### [Directions for this task]
Quote exactly the lines running from the line with "OCR this image." to the end of the entries, including both, and nothing else.
+===+
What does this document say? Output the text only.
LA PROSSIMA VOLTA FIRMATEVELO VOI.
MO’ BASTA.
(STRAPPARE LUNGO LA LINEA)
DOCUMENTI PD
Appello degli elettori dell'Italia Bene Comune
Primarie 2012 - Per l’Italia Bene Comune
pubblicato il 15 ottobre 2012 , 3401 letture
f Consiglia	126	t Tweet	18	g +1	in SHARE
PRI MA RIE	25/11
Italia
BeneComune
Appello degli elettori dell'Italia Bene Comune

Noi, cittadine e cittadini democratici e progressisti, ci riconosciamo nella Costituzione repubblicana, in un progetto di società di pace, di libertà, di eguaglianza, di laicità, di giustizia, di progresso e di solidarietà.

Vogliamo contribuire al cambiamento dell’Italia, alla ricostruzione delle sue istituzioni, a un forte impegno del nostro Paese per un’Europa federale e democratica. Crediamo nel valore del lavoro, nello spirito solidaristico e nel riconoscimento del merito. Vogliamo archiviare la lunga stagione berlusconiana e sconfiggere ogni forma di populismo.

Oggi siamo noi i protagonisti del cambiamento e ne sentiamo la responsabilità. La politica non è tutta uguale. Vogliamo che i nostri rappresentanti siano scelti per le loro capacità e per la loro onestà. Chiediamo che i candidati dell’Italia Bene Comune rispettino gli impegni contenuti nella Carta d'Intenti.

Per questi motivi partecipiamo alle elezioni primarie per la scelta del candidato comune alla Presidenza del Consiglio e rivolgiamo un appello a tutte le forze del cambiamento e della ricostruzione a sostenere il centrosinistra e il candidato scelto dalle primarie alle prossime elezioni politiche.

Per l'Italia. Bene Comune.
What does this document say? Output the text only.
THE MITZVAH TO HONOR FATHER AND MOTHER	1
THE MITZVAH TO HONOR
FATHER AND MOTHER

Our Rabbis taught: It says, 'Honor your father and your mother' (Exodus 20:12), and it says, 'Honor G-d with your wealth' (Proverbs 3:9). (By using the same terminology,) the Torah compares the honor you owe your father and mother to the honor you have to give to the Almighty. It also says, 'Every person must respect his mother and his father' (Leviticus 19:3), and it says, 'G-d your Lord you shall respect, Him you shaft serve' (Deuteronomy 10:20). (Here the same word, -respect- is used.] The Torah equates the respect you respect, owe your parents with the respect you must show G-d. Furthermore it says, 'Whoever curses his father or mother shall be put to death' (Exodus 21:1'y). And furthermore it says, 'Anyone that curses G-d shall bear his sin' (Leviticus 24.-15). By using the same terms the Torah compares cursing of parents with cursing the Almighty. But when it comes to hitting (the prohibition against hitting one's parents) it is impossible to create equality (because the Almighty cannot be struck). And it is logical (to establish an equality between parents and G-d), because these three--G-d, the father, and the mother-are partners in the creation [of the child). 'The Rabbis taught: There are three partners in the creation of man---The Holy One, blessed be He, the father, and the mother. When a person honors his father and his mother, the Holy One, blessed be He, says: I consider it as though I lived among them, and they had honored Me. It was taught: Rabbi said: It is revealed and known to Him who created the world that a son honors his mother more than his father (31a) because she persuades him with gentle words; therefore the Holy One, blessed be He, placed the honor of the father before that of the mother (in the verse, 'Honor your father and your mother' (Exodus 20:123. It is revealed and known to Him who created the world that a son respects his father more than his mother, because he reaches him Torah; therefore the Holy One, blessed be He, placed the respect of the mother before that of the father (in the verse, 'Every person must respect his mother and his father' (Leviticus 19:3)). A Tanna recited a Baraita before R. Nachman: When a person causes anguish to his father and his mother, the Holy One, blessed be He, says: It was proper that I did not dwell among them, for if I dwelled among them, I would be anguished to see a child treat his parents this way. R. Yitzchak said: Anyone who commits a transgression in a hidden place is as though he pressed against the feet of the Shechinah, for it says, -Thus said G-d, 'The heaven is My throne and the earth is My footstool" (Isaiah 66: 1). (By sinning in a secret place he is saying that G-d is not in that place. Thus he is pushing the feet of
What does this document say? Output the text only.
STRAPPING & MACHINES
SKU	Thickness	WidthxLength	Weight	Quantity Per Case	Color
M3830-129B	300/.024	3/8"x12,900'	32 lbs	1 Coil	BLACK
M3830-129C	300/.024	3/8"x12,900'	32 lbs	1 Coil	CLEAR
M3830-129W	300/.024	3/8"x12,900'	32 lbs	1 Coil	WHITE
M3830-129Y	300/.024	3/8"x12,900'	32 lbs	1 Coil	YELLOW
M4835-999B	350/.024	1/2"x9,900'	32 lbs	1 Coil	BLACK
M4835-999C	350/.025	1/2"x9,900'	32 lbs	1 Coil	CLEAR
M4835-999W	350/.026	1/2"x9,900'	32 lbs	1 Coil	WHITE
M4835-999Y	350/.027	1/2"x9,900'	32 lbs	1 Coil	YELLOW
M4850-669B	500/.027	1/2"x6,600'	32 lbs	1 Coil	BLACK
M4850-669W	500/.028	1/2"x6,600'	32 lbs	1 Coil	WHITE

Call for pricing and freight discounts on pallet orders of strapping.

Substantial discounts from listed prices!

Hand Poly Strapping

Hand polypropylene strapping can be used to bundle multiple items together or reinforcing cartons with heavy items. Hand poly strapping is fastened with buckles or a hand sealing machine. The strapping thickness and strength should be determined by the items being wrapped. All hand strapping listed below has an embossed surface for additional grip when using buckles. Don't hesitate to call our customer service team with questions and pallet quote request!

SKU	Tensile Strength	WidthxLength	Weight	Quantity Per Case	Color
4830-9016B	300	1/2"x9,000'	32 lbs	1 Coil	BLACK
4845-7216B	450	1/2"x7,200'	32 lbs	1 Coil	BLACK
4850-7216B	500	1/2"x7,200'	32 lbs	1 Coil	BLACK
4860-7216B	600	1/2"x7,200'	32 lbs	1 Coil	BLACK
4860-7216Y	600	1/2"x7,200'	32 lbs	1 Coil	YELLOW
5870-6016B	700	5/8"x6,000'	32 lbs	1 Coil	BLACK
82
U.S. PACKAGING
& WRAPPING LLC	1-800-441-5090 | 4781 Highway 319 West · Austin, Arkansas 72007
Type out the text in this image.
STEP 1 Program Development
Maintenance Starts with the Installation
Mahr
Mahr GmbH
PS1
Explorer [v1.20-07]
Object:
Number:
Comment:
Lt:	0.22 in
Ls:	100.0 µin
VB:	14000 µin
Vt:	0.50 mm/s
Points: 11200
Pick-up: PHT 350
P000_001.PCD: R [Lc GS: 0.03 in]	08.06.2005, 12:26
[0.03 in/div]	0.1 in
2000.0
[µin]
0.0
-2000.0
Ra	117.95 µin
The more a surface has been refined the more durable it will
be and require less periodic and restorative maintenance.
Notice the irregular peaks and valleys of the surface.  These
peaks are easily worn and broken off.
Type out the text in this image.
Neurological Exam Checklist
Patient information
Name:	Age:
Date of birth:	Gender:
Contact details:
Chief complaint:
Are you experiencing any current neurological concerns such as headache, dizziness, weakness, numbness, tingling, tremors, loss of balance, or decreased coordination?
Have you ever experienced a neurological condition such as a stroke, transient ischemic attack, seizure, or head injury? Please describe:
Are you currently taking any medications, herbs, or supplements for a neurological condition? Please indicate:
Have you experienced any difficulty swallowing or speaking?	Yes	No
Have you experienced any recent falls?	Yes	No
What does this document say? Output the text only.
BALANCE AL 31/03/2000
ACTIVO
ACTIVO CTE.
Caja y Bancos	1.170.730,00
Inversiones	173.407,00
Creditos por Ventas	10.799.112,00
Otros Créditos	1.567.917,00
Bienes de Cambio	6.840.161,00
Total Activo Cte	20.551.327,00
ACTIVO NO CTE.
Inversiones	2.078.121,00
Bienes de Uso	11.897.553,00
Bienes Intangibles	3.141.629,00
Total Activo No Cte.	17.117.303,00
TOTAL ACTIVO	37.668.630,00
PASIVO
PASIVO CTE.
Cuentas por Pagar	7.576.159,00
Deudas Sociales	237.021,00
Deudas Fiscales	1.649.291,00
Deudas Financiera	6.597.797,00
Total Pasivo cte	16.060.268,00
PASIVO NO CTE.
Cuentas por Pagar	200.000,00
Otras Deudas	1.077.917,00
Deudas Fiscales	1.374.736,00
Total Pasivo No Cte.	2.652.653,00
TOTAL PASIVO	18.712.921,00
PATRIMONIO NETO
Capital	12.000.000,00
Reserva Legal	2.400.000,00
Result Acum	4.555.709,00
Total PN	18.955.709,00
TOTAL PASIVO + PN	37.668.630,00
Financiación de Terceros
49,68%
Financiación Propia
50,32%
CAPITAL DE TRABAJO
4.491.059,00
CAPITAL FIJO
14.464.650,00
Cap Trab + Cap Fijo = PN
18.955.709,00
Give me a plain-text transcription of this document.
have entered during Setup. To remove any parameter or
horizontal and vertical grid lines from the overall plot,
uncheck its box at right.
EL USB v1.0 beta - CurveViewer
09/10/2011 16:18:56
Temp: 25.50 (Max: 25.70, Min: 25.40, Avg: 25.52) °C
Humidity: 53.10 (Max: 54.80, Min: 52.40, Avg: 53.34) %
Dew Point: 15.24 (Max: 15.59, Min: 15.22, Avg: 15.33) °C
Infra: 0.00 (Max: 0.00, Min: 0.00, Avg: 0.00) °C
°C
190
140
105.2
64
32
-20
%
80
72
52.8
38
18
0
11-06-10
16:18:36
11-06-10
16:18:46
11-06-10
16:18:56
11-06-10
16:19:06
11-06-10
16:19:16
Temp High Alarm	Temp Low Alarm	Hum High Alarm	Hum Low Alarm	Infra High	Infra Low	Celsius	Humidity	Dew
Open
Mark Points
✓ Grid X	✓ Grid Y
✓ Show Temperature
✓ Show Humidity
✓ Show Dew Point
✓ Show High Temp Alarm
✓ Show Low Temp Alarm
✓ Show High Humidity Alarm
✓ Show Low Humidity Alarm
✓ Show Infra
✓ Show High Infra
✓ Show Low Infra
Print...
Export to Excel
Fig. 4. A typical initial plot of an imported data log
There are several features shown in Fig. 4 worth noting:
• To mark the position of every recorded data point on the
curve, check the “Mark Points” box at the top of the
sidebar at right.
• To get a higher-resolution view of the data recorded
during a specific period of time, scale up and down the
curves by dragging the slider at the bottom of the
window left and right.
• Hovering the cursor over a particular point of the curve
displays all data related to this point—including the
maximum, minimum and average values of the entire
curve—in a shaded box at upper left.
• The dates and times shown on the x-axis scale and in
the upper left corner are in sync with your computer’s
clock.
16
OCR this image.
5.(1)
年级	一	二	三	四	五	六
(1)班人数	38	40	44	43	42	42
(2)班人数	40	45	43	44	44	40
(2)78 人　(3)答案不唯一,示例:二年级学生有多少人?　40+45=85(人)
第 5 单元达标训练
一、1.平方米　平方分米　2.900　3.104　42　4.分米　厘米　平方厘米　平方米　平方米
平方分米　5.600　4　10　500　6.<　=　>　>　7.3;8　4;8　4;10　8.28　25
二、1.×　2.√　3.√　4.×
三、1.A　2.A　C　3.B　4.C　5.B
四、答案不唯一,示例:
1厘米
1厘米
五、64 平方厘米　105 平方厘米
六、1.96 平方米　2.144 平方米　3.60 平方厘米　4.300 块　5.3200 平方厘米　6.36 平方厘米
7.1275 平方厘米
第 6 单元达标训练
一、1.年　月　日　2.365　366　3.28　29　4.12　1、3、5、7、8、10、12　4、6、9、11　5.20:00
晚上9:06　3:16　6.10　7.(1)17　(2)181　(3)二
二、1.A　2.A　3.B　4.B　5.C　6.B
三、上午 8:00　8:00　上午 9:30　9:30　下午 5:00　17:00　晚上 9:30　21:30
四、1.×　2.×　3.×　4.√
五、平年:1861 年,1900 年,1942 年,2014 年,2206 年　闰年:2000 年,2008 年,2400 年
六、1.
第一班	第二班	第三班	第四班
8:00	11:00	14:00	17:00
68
+===+
### [Completed exercise]
OCR this image.
5.(1)
年级	一	二	三	四	五	六
(1)班人数	38	40	44	43	42	42
(2)班人数	40	45	43	44	44	40
(2)78 人　(3)答案不唯一,示例:二年级学生有多少人?　40+45=85(人)
第 5 单元达标训练
一、1.平方米　平方分米　2.900　3.104　42　4.分米　厘米　平方厘米　平方米　平方米
平方分米　5.600　4　10　500　6.<　=　>　>　7.3;8　4;8　4;10　8.28　25
二、1.×　2.√　3.√　4.×
三、1.A　2.A　C　3.B　4.C　5.B
四、答案不唯一,示例:
1厘米
1厘米
五、64 平方厘米　105 平方厘米
六、1.96 平方米　2.144 平方米　3.60 平方厘米　4.300 块　5.3200 平方厘米　6.36 平方厘米
7.1275 平方厘米
第 6 单元达标训练
一、1.年　月　日　2.365　366　3.28　29　4.12　1、3、5、7、8、10、12　4、6、9、11　5.20:00
晚上9:06　3:16　6.10　7.(1)17　(2)181　(3)二
二、1.A　2.A　3.B　4.B　5.C　6.B
三、上午 8:00　8:00　上午 9:30　9:30　下午 5:00　17:00　晚上 9:30　21:30
四、1.×　2.×　3.×　4.√
五、平年:1861 年,1900 年,1942 年,2014 年,2206 年　闰年:2000 年,2008 年,2400 年
六、1.
第一班	第二班	第三班	第四班
8:00	11:00	14:00	17:00
68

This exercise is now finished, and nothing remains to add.